Collected data entries:
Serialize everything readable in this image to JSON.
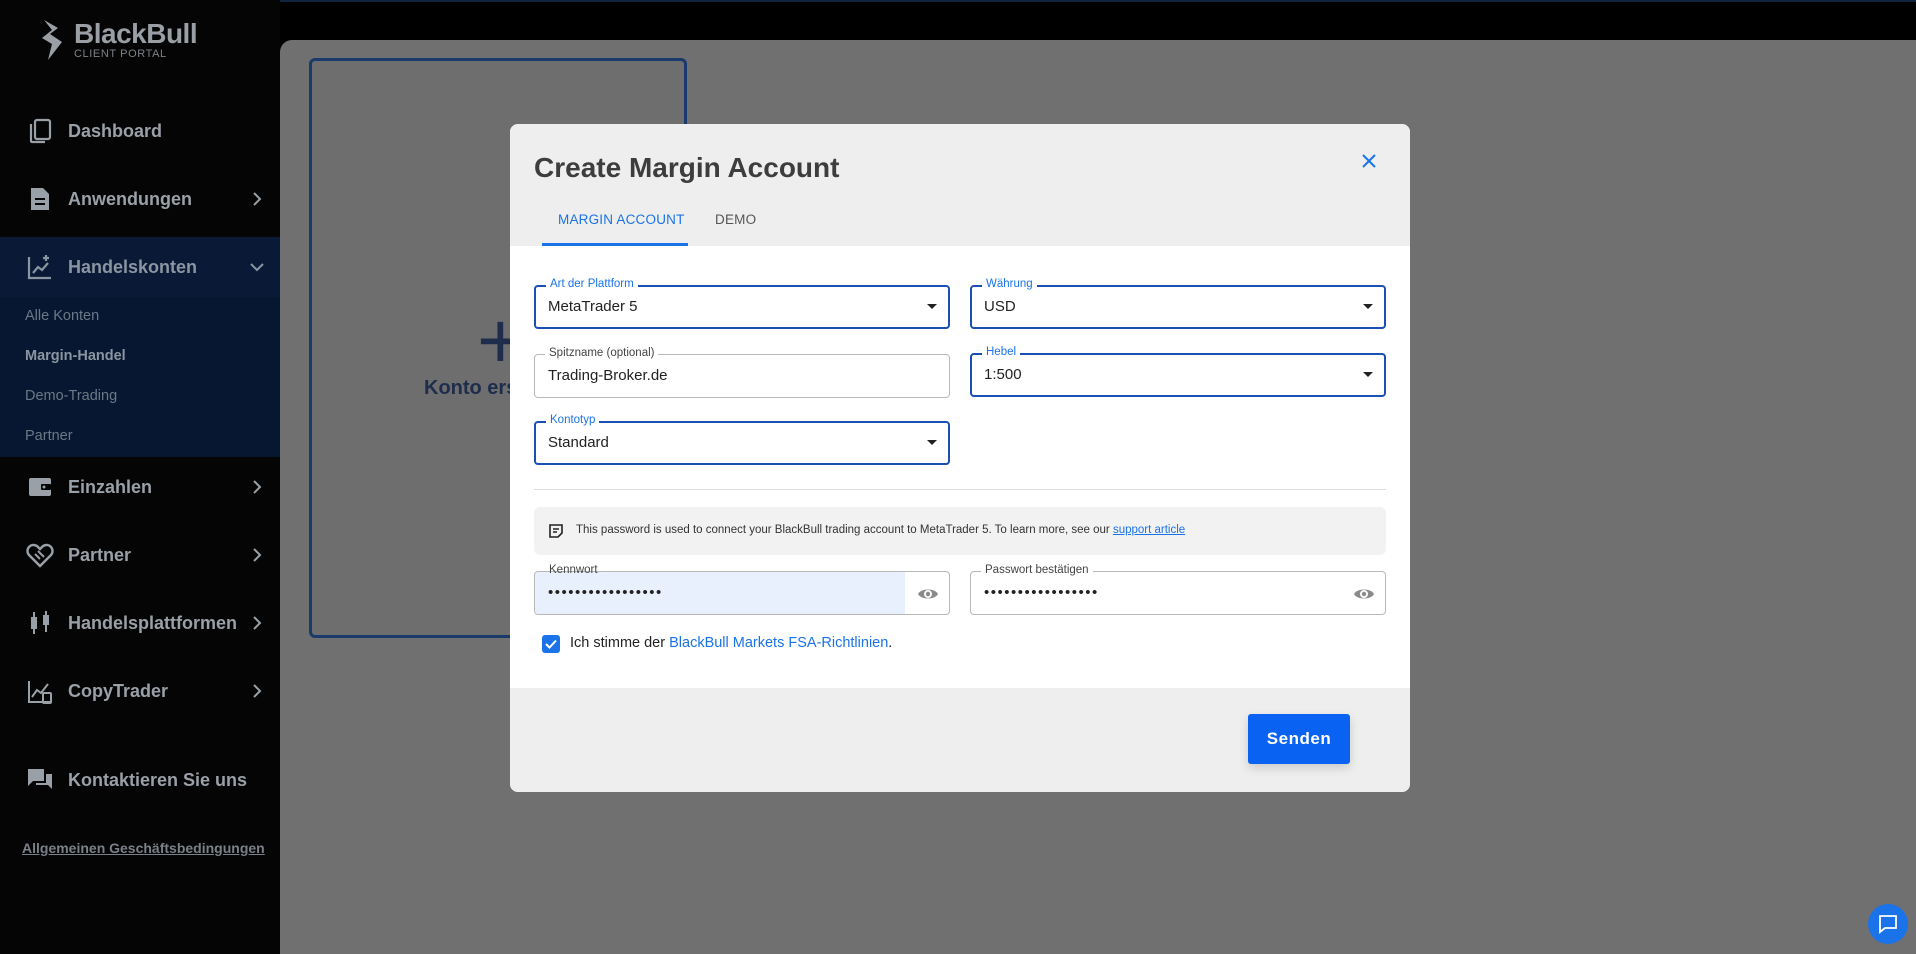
{
  "brand": {
    "name": "BlackBull",
    "subtitle": "CLIENT PORTAL"
  },
  "sidebar": {
    "items": [
      {
        "label": "Dashboard",
        "icon": "copy-icon"
      },
      {
        "label": "Anwendungen",
        "icon": "document-icon"
      },
      {
        "label": "Handelskonten",
        "icon": "chart-plus-icon"
      },
      {
        "label": "Einzahlen",
        "icon": "wallet-icon"
      },
      {
        "label": "Partner",
        "icon": "handshake-icon"
      },
      {
        "label": "Handelsplattformen",
        "icon": "candlestick-icon"
      },
      {
        "label": "CopyTrader",
        "icon": "trend-icon"
      },
      {
        "label": "Kontaktieren Sie uns",
        "icon": "chat-icon"
      }
    ],
    "submenu": [
      "Alle Konten",
      "Margin-Handel",
      "Demo-Trading",
      "Partner"
    ],
    "terms": "Allgemeinen Geschäftsbedingungen"
  },
  "background_card": {
    "plus": "+",
    "label": "Konto ers"
  },
  "modal": {
    "title": "Create Margin Account",
    "tabs": [
      "MARGIN ACCOUNT",
      "DEMO"
    ],
    "fields": {
      "platform": {
        "label": "Art der Plattform",
        "value": "MetaTrader 5"
      },
      "currency": {
        "label": "Währung",
        "value": "USD"
      },
      "nickname": {
        "label": "Spitzname (optional)",
        "value": "Trading-Broker.de"
      },
      "leverage": {
        "label": "Hebel",
        "value": "1:500"
      },
      "account_type": {
        "label": "Kontotyp",
        "value": "Standard"
      },
      "password": {
        "label": "Kennwort",
        "value": "•••••••••••••••••"
      },
      "confirm_password": {
        "label": "Passwort bestätigen",
        "value": "•••••••••••••••••"
      }
    },
    "info": {
      "text": "This password is used to connect your BlackBull trading account to MetaTrader 5. To learn more, see our ",
      "link": "support article"
    },
    "agree": {
      "prefix": "Ich stimme der ",
      "link": "BlackBull Markets FSA-Richtlinien",
      "suffix": "."
    },
    "submit": "Senden"
  },
  "colors": {
    "accent": "#1a73e8",
    "button": "#0a62f2",
    "overlay": "#707070"
  }
}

EXERCISE: Exclude the pictures. Write out the remaining data exactly.

RESULT:
Serialize everything readable in this image to JSON.
{
  "brand": {
    "name": "BlackBull",
    "subtitle": "CLIENT PORTAL"
  },
  "sidebar": {
    "items": [
      {
        "label": "Dashboard",
        "icon": "copy-icon"
      },
      {
        "label": "Anwendungen",
        "icon": "document-icon"
      },
      {
        "label": "Handelskonten",
        "icon": "chart-plus-icon"
      },
      {
        "label": "Einzahlen",
        "icon": "wallet-icon"
      },
      {
        "label": "Partner",
        "icon": "handshake-icon"
      },
      {
        "label": "Handelsplattformen",
        "icon": "candlestick-icon"
      },
      {
        "label": "CopyTrader",
        "icon": "trend-icon"
      },
      {
        "label": "Kontaktieren Sie uns",
        "icon": "chat-icon"
      }
    ],
    "submenu": [
      "Alle Konten",
      "Margin-Handel",
      "Demo-Trading",
      "Partner"
    ],
    "terms": "Allgemeinen Geschäftsbedingungen"
  },
  "background_card": {
    "plus": "+",
    "label": "Konto ers"
  },
  "modal": {
    "title": "Create Margin Account",
    "tabs": [
      "MARGIN ACCOUNT",
      "DEMO"
    ],
    "fields": {
      "platform": {
        "label": "Art der Plattform",
        "value": "MetaTrader 5"
      },
      "currency": {
        "label": "Währung",
        "value": "USD"
      },
      "nickname": {
        "label": "Spitzname (optional)",
        "value": "Trading-Broker.de"
      },
      "leverage": {
        "label": "Hebel",
        "value": "1:500"
      },
      "account_type": {
        "label": "Kontotyp",
        "value": "Standard"
      },
      "password": {
        "label": "Kennwort",
        "value": "•••••••••••••••••"
      },
      "confirm_password": {
        "label": "Passwort bestätigen",
        "value": "•••••••••••••••••"
      }
    },
    "info": {
      "text": "This password is used to connect your BlackBull trading account to MetaTrader 5. To learn more, see our ",
      "link": "support article"
    },
    "agree": {
      "prefix": "Ich stimme der ",
      "link": "BlackBull Markets FSA-Richtlinien",
      "suffix": "."
    },
    "submit": "Senden"
  },
  "colors": {
    "accent": "#1a73e8",
    "button": "#0a62f2",
    "overlay": "#707070"
  }
}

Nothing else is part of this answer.